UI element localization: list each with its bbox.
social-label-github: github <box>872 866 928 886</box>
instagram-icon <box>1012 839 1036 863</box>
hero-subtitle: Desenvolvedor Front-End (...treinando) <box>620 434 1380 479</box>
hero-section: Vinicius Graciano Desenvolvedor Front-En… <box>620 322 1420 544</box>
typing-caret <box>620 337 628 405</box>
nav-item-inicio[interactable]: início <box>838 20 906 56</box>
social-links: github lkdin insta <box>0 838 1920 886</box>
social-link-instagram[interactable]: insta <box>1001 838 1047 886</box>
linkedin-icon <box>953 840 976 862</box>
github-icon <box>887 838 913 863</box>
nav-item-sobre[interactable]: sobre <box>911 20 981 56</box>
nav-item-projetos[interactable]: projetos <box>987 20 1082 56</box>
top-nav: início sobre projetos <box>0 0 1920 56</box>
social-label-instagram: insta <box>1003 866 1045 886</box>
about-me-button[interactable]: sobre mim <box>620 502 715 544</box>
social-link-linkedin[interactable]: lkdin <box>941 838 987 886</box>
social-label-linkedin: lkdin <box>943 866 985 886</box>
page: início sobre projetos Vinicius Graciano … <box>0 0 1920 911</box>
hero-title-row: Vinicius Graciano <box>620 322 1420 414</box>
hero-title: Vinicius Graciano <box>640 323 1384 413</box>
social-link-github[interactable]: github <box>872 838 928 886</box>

● WRITTEN TASK
Write out every one of the rows above exactly as they appear, without changing a single character.

● CORRECT OUTPUT
UI element localization: list each with its bbox.
social-label-github: github <box>872 866 928 886</box>
instagram-icon <box>1012 839 1036 863</box>
hero-subtitle: Desenvolvedor Front-End (...treinando) <box>620 434 1380 479</box>
hero-section: Vinicius Graciano Desenvolvedor Front-En… <box>620 322 1420 544</box>
typing-caret <box>620 337 628 405</box>
nav-item-inicio[interactable]: início <box>838 20 906 56</box>
social-links: github lkdin insta <box>0 838 1920 886</box>
social-link-instagram[interactable]: insta <box>1001 838 1047 886</box>
linkedin-icon <box>953 840 976 862</box>
github-icon <box>887 838 913 863</box>
nav-item-sobre[interactable]: sobre <box>911 20 981 56</box>
nav-item-projetos[interactable]: projetos <box>987 20 1082 56</box>
top-nav: início sobre projetos <box>0 0 1920 56</box>
social-label-instagram: insta <box>1003 866 1045 886</box>
about-me-button[interactable]: sobre mim <box>620 502 715 544</box>
social-link-linkedin[interactable]: lkdin <box>941 838 987 886</box>
social-label-linkedin: lkdin <box>943 866 985 886</box>
page: início sobre projetos Vinicius Graciano … <box>0 0 1920 911</box>
hero-title-row: Vinicius Graciano <box>620 322 1420 414</box>
hero-title: Vinicius Graciano <box>640 323 1384 413</box>
social-link-github[interactable]: github <box>872 838 928 886</box>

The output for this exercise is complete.